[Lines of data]

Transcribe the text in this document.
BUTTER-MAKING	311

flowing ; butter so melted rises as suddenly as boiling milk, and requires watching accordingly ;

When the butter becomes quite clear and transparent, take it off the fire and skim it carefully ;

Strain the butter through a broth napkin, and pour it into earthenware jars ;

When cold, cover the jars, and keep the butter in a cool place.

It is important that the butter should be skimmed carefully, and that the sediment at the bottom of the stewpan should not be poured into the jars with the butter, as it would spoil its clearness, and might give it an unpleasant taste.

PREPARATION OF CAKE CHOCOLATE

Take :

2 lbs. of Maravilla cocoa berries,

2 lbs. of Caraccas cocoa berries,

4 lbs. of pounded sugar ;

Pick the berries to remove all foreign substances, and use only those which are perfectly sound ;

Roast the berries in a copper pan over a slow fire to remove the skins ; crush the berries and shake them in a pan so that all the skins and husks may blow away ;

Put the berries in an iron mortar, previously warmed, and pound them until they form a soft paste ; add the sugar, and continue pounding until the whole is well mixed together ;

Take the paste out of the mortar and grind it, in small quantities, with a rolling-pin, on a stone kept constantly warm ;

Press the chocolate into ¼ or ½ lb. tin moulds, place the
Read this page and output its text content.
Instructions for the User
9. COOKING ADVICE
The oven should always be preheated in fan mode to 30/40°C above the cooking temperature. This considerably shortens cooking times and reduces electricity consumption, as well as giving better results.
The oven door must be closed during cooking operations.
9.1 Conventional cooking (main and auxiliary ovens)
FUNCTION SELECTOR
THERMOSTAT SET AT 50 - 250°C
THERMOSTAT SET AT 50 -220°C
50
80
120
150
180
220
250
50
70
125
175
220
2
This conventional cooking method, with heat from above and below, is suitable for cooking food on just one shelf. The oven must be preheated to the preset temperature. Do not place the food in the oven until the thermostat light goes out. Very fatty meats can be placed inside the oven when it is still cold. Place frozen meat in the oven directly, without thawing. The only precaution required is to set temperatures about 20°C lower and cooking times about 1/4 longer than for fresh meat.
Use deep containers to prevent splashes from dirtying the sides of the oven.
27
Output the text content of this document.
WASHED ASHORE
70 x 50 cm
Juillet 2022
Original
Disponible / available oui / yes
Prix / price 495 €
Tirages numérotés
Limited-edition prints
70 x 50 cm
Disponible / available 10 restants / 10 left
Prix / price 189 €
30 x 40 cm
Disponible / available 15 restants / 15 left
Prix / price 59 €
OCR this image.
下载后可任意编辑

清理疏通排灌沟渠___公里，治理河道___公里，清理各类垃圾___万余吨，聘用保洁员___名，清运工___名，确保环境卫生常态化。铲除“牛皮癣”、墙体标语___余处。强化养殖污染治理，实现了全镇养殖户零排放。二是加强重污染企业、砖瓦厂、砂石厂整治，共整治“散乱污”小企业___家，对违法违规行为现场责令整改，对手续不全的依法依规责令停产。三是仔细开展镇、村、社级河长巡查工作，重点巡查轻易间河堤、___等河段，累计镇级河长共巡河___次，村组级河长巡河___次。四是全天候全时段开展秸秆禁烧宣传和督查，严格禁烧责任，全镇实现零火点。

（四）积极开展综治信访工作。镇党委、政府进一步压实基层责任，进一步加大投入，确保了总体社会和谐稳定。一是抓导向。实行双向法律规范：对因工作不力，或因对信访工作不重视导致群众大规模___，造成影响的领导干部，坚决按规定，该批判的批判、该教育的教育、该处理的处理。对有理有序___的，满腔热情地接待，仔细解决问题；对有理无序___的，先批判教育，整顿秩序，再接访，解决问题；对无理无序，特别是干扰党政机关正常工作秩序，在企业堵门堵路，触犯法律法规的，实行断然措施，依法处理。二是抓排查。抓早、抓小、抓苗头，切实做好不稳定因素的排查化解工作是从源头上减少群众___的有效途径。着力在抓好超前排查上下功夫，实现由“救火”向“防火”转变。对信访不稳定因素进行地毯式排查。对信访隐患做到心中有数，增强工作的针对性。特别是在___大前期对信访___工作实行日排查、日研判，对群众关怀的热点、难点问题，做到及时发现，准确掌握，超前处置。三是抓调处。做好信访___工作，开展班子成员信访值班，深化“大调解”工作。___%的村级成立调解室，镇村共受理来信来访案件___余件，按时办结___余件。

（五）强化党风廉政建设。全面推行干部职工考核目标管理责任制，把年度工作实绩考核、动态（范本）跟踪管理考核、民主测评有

REQUIREMENTS: Transcribe the full listing above without leaving anything out.

RESULT OF THE EXERCISE:
Transcribe the text in this document.
BUTTER-MAKING	311

flowing ; butter so melted rises as suddenly as boiling milk, and requires watching accordingly ;

When the butter becomes quite clear and transparent, take it off the fire and skim it carefully ;

Strain the butter through a broth napkin, and pour it into earthenware jars ;

When cold, cover the jars, and keep the butter in a cool place.

It is important that the butter should be skimmed carefully, and that the sediment at the bottom of the stewpan should not be poured into the jars with the butter, as it would spoil its clearness, and might give it an unpleasant taste.

PREPARATION OF CAKE CHOCOLATE

Take :

2 lbs. of Maravilla cocoa berries,

2 lbs. of Caraccas cocoa berries,

4 lbs. of pounded sugar ;

Pick the berries to remove all foreign substances, and use only those which are perfectly sound ;

Roast the berries in a copper pan over a slow fire to remove the skins ; crush the berries and shake them in a pan so that all the skins and husks may blow away ;

Put the berries in an iron mortar, previously warmed, and pound them until they form a soft paste ; add the sugar, and continue pounding until the whole is well mixed together ;

Take the paste out of the mortar and grind it, in small quantities, with a rolling-pin, on a stone kept constantly warm ;

Press the chocolate into ¼ or ½ lb. tin moulds, place the
Read this page and output its text content.
Instructions for the User
9. COOKING ADVICE
The oven should always be preheated in fan mode to 30/40°C above the cooking temperature. This considerably shortens cooking times and reduces electricity consumption, as well as giving better results.
The oven door must be closed during cooking operations.
9.1 Conventional cooking (main and auxiliary ovens)
FUNCTION SELECTOR
THERMOSTAT SET AT 50 - 250°C
THERMOSTAT SET AT 50 -220°C
50
80
120
150
180
220
250
50
70
125
175
220
2
This conventional cooking method, with heat from above and below, is suitable for cooking food on just one shelf. The oven must be preheated to the preset temperature. Do not place the food in the oven until the thermostat light goes out. Very fatty meats can be placed inside the oven when it is still cold. Place frozen meat in the oven directly, without thawing. The only precaution required is to set temperatures about 20°C lower and cooking times about 1/4 longer than for fresh meat.
Use deep containers to prevent splashes from dirtying the sides of the oven.
27
Output the text content of this document.
WASHED ASHORE
70 x 50 cm
Juillet 2022
Original
Disponible / available oui / yes
Prix / price 495 €
Tirages numérotés
Limited-edition prints
70 x 50 cm
Disponible / available 10 restants / 10 left
Prix / price 189 €
30 x 40 cm
Disponible / available 15 restants / 15 left
Prix / price 59 €
OCR this image.
下载后可任意编辑

清理疏通排灌沟渠___公里，治理河道___公里，清理各类垃圾___万余吨，聘用保洁员___名，清运工___名，确保环境卫生常态化。铲除“牛皮癣”、墙体标语___余处。强化养殖污染治理，实现了全镇养殖户零排放。二是加强重污染企业、砖瓦厂、砂石厂整治，共整治“散乱污”小企业___家，对违法违规行为现场责令整改，对手续不全的依法依规责令停产。三是仔细开展镇、村、社级河长巡查工作，重点巡查轻易间河堤、___等河段，累计镇级河长共巡河___次，村组级河长巡河___次。四是全天候全时段开展秸秆禁烧宣传和督查，严格禁烧责任，全镇实现零火点。

（四）积极开展综治信访工作。镇党委、政府进一步压实基层责任，进一步加大投入，确保了总体社会和谐稳定。一是抓导向。实行双向法律规范：对因工作不力，或因对信访工作不重视导致群众大规模___，造成影响的领导干部，坚决按规定，该批判的批判、该教育的教育、该处理的处理。对有理有序___的，满腔热情地接待，仔细解决问题；对有理无序___的，先批判教育，整顿秩序，再接访，解决问题；对无理无序，特别是干扰党政机关正常工作秩序，在企业堵门堵路，触犯法律法规的，实行断然措施，依法处理。二是抓排查。抓早、抓小、抓苗头，切实做好不稳定因素的排查化解工作是从源头上减少群众___的有效途径。着力在抓好超前排查上下功夫，实现由“救火”向“防火”转变。对信访不稳定因素进行地毯式排查。对信访隐患做到心中有数，增强工作的针对性。特别是在___大前期对信访___工作实行日排查、日研判，对群众关怀的热点、难点问题，做到及时发现，准确掌握，超前处置。三是抓调处。做好信访___工作，开展班子成员信访值班，深化“大调解”工作。___%的村级成立调解室，镇村共受理来信来访案件___余件，按时办结___余件。

（五）强化党风廉政建设。全面推行干部职工考核目标管理责任制，把年度工作实绩考核、动态（范本）跟踪管理考核、民主测评有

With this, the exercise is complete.